EXERCISE PROMPT:
The records that follow must be repeated verbatim, every one of them.

INPUT ROWS:
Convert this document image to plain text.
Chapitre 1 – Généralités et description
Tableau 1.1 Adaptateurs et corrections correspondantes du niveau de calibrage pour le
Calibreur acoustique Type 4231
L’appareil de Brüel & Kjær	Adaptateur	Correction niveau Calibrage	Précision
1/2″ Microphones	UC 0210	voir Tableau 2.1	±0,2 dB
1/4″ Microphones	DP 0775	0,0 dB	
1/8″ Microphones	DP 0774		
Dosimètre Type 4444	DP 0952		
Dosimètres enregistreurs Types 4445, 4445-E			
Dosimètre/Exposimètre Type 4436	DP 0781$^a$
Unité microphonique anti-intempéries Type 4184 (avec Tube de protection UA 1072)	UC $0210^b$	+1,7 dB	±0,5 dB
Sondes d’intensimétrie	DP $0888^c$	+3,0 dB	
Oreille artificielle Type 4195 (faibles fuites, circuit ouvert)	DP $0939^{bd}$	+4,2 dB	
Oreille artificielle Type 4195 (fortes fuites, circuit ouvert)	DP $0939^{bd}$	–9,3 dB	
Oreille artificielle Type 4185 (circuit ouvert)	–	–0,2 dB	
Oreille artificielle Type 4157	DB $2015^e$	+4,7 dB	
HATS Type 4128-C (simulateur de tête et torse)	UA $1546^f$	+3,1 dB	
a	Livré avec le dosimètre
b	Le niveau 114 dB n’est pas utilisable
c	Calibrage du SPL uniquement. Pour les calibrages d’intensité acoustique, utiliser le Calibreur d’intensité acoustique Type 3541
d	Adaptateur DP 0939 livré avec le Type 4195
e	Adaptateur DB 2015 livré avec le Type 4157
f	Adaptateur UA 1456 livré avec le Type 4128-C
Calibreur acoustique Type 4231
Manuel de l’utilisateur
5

ANSWER TO THIS TASK:
Convert this document image to plain text.
Chapitre 1 – Généralités et description
Tableau 1.1 Adaptateurs et corrections correspondantes du niveau de calibrage pour le
Calibreur acoustique Type 4231
L’appareil de Brüel & Kjær	Adaptateur	Correction niveau Calibrage	Précision
1/2″ Microphones	UC 0210	voir Tableau 2.1	±0,2 dB
1/4″ Microphones	DP 0775	0,0 dB	
1/8″ Microphones	DP 0774		
Dosimètre Type 4444	DP 0952		
Dosimètres enregistreurs Types 4445, 4445-E			
Dosimètre/Exposimètre Type 4436	DP 0781$^a$
Unité microphonique anti-intempéries Type 4184 (avec Tube de protection UA 1072)	UC $0210^b$	+1,7 dB	±0,5 dB
Sondes d’intensimétrie	DP $0888^c$	+3,0 dB	
Oreille artificielle Type 4195 (faibles fuites, circuit ouvert)	DP $0939^{bd}$	+4,2 dB	
Oreille artificielle Type 4195 (fortes fuites, circuit ouvert)	DP $0939^{bd}$	–9,3 dB	
Oreille artificielle Type 4185 (circuit ouvert)	–	–0,2 dB	
Oreille artificielle Type 4157	DB $2015^e$	+4,7 dB	
HATS Type 4128-C (simulateur de tête et torse)	UA $1546^f$	+3,1 dB	
a	Livré avec le dosimètre
b	Le niveau 114 dB n’est pas utilisable
c	Calibrage du SPL uniquement. Pour les calibrages d’intensité acoustique, utiliser le Calibreur d’intensité acoustique Type 3541
d	Adaptateur DP 0939 livré avec le Type 4195
e	Adaptateur DB 2015 livré avec le Type 4157
f	Adaptateur UA 1456 livré avec le Type 4128-C
Calibreur acoustique Type 4231
Manuel de l’utilisateur
5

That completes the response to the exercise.